→ Requirements: Pick out every line of the entries below where "reach" occurs, and copy those lines.

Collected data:
## START
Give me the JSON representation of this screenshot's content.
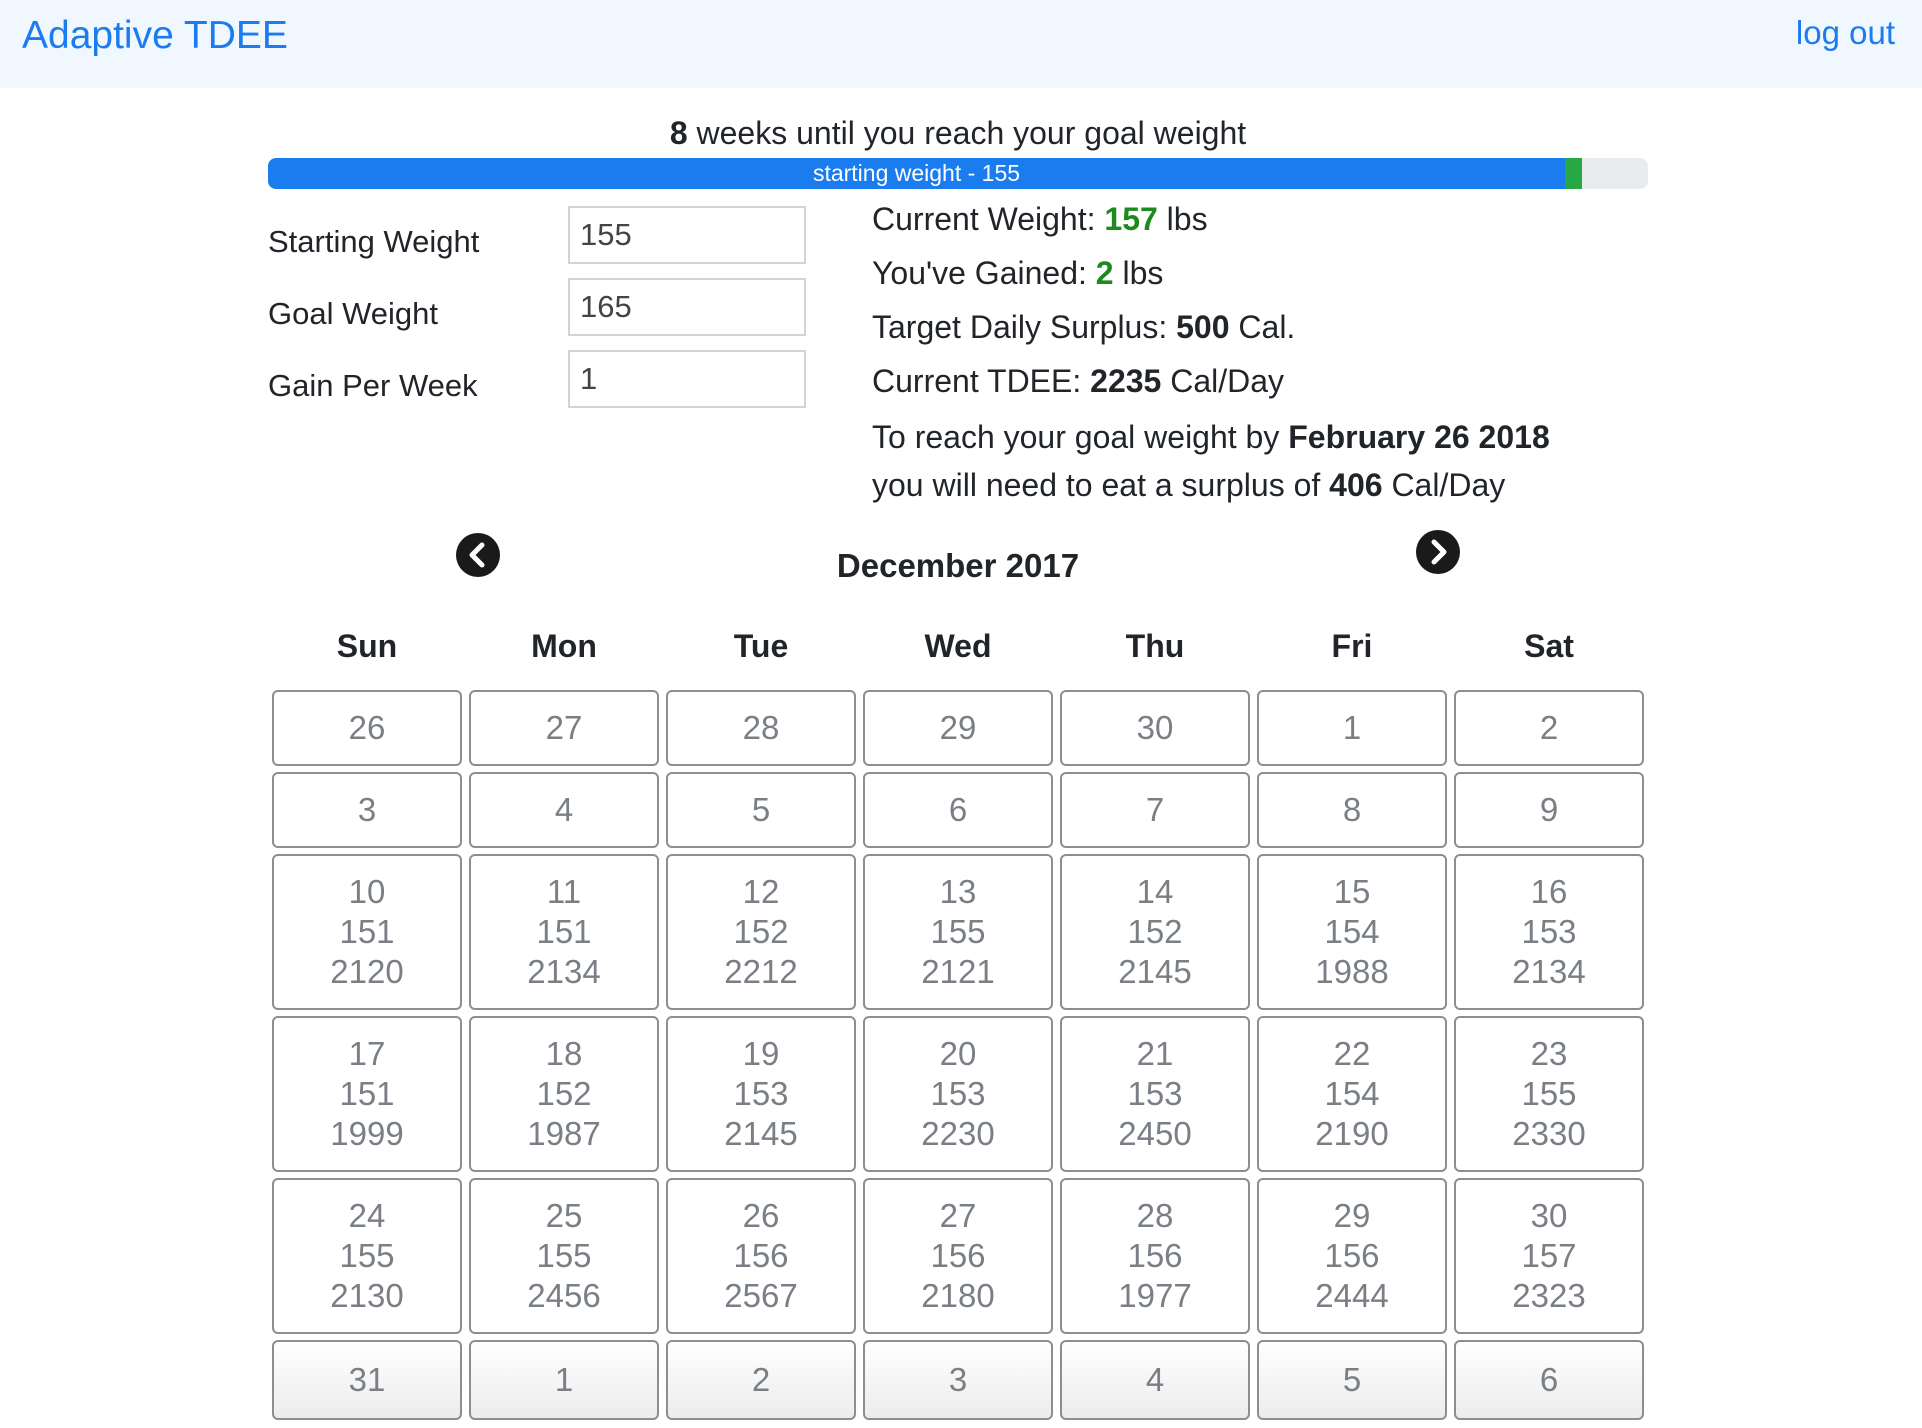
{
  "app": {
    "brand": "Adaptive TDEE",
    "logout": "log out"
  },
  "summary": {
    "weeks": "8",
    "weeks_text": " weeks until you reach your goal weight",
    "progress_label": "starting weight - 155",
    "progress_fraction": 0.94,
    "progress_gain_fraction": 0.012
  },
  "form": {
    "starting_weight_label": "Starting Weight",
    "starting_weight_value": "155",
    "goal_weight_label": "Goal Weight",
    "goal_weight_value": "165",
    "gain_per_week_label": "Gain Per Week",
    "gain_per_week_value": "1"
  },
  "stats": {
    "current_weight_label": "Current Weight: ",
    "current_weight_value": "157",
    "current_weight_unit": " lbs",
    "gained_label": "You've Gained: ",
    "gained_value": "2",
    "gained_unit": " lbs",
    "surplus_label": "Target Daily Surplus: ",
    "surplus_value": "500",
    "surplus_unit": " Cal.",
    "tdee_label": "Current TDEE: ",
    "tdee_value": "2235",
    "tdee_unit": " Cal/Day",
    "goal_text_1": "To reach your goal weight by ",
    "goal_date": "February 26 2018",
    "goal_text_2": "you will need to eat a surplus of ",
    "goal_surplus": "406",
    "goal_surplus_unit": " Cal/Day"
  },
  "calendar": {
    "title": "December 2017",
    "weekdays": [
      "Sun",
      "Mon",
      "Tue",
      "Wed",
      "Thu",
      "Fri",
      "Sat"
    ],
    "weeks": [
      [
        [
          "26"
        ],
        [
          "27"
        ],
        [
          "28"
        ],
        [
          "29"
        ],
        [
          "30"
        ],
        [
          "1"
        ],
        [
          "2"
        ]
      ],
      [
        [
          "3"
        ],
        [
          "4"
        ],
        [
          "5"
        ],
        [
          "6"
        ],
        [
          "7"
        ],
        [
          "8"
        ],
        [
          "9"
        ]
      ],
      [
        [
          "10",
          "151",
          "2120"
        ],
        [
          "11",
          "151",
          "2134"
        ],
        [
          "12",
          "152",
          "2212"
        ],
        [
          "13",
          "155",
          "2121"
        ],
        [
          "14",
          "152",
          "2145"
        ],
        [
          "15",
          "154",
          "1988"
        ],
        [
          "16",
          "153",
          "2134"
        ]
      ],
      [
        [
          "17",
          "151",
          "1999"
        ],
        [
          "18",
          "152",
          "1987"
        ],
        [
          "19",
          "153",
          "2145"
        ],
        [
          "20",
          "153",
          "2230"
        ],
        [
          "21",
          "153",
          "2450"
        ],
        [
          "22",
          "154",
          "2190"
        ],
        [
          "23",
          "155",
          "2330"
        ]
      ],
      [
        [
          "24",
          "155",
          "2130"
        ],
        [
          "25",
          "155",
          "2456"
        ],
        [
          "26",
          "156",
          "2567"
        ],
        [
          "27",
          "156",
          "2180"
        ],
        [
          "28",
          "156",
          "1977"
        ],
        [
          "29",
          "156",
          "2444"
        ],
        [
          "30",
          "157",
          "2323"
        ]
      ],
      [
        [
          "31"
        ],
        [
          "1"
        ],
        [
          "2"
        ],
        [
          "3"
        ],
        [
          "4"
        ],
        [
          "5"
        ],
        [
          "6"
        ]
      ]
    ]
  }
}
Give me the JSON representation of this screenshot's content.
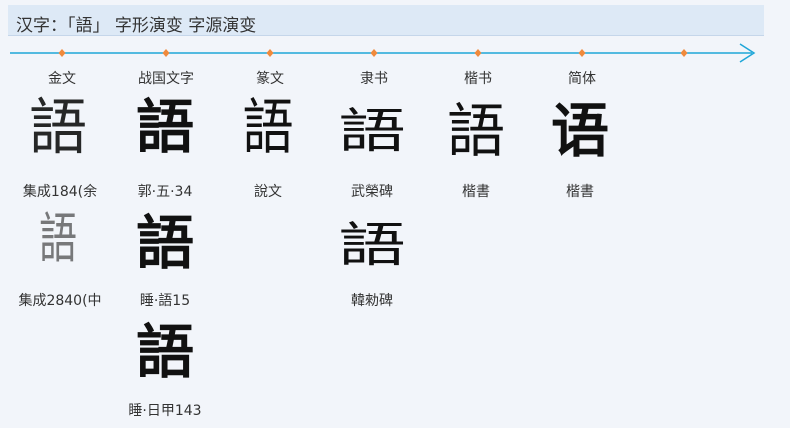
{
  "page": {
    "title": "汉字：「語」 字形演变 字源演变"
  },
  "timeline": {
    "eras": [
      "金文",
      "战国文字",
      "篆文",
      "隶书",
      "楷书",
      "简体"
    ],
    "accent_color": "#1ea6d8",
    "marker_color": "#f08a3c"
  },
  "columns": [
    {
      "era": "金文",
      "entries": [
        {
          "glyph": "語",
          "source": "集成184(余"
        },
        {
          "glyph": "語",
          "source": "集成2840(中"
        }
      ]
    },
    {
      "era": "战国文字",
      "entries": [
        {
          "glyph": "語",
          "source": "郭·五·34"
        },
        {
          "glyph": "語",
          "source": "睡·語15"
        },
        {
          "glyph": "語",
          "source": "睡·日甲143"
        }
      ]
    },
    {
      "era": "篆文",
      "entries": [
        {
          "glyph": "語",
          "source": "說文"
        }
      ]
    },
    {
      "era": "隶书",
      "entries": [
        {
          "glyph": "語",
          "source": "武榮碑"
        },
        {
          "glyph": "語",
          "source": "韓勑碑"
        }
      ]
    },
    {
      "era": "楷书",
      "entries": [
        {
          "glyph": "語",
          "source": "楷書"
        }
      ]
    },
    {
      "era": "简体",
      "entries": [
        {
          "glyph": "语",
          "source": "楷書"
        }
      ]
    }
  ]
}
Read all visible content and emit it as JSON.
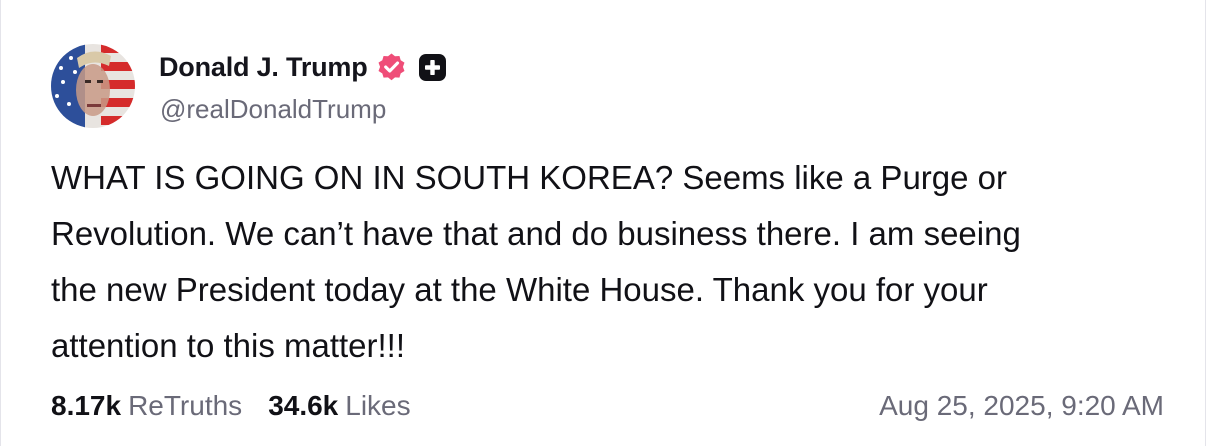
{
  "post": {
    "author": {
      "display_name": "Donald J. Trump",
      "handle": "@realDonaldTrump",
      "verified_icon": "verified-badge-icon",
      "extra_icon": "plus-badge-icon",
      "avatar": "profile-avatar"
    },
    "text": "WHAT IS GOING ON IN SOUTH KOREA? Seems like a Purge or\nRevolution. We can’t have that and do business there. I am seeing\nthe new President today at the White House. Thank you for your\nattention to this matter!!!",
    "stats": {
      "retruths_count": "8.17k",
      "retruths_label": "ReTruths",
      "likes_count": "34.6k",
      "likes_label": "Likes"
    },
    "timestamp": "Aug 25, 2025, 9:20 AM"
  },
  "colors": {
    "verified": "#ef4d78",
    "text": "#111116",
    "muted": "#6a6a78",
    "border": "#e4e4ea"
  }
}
## END
→ Finished task:
    "weeks_text": " weeks until you reach your goal weight",
    "goal_text_1": "To reach your goal weight by ",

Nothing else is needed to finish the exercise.